* [THE EXERCISE]: Report how many lines of the following entries include the string "初始楼面价"; respond with the number alone.

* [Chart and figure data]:

____________

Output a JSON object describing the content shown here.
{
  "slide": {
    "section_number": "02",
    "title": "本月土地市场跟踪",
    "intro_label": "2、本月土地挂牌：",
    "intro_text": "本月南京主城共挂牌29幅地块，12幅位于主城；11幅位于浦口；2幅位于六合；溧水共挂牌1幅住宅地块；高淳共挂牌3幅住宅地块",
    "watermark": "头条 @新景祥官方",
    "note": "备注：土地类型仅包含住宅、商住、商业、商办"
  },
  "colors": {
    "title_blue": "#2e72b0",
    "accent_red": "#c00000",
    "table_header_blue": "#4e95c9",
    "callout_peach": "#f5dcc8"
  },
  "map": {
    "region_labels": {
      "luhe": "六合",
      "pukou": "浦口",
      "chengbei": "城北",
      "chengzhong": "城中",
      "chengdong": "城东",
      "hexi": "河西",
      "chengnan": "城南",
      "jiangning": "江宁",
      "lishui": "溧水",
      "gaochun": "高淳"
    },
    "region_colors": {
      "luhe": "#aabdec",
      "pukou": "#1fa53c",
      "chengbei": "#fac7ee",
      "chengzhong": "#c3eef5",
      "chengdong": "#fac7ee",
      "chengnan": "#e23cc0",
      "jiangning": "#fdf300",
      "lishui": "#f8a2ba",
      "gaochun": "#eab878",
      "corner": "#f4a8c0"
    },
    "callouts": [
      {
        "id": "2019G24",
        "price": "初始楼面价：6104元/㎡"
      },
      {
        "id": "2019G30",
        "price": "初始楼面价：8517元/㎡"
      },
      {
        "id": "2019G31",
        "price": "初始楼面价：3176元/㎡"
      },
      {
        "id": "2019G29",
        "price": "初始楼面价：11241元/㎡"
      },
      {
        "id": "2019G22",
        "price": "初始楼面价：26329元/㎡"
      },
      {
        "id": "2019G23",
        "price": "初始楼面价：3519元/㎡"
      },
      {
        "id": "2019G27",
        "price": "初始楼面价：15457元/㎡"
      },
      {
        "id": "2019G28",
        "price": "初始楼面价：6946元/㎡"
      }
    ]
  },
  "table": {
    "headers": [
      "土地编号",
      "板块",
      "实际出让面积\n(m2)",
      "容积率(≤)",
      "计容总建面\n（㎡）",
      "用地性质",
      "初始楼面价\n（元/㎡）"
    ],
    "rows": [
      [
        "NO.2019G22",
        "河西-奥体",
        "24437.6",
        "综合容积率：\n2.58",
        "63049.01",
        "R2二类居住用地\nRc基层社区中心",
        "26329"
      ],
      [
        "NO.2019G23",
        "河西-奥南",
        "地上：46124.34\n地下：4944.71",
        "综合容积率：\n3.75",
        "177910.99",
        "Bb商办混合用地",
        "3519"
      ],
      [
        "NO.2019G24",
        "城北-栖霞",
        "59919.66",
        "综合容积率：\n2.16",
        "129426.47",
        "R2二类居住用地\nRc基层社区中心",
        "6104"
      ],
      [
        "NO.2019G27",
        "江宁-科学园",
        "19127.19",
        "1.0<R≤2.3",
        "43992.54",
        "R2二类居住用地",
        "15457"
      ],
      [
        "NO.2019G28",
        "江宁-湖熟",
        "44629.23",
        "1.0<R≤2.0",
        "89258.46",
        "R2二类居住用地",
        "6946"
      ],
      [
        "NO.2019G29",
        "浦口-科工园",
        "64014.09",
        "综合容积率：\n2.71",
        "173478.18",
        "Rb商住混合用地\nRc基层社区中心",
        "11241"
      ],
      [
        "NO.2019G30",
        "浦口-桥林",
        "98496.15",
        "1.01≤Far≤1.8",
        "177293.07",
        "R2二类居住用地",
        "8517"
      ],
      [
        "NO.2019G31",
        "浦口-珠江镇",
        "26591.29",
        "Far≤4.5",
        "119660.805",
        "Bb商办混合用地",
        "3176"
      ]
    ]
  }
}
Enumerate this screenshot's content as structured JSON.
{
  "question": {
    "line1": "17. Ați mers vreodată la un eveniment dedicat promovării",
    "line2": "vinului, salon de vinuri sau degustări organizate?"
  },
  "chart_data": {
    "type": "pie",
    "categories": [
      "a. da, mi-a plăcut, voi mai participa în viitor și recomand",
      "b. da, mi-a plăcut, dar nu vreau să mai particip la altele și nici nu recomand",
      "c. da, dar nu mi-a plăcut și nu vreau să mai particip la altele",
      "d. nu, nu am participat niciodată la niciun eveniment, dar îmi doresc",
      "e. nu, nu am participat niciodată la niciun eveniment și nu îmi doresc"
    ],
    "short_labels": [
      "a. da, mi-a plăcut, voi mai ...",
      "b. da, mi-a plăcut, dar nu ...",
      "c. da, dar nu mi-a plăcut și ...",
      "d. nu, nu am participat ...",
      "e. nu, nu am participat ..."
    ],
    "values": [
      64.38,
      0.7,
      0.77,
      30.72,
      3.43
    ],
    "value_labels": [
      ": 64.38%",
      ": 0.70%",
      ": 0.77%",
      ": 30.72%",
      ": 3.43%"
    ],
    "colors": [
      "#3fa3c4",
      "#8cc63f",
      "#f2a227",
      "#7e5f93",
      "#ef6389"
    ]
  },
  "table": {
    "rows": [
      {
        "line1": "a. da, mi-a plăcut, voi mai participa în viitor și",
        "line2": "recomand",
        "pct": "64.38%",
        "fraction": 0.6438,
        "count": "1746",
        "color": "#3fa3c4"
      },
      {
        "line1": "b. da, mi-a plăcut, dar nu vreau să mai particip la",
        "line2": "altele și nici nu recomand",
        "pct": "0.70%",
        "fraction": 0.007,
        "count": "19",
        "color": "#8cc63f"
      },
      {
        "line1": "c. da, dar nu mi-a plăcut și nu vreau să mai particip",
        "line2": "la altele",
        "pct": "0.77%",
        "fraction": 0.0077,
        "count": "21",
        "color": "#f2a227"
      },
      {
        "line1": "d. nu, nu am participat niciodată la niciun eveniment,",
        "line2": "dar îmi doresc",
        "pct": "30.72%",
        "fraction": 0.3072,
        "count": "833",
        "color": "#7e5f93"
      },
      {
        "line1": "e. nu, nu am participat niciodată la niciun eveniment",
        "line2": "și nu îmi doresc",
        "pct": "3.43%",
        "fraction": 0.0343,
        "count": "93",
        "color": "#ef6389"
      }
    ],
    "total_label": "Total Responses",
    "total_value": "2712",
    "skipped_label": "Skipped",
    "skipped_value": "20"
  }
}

____________

* [RESULT OF THIS EXERCISE]: 9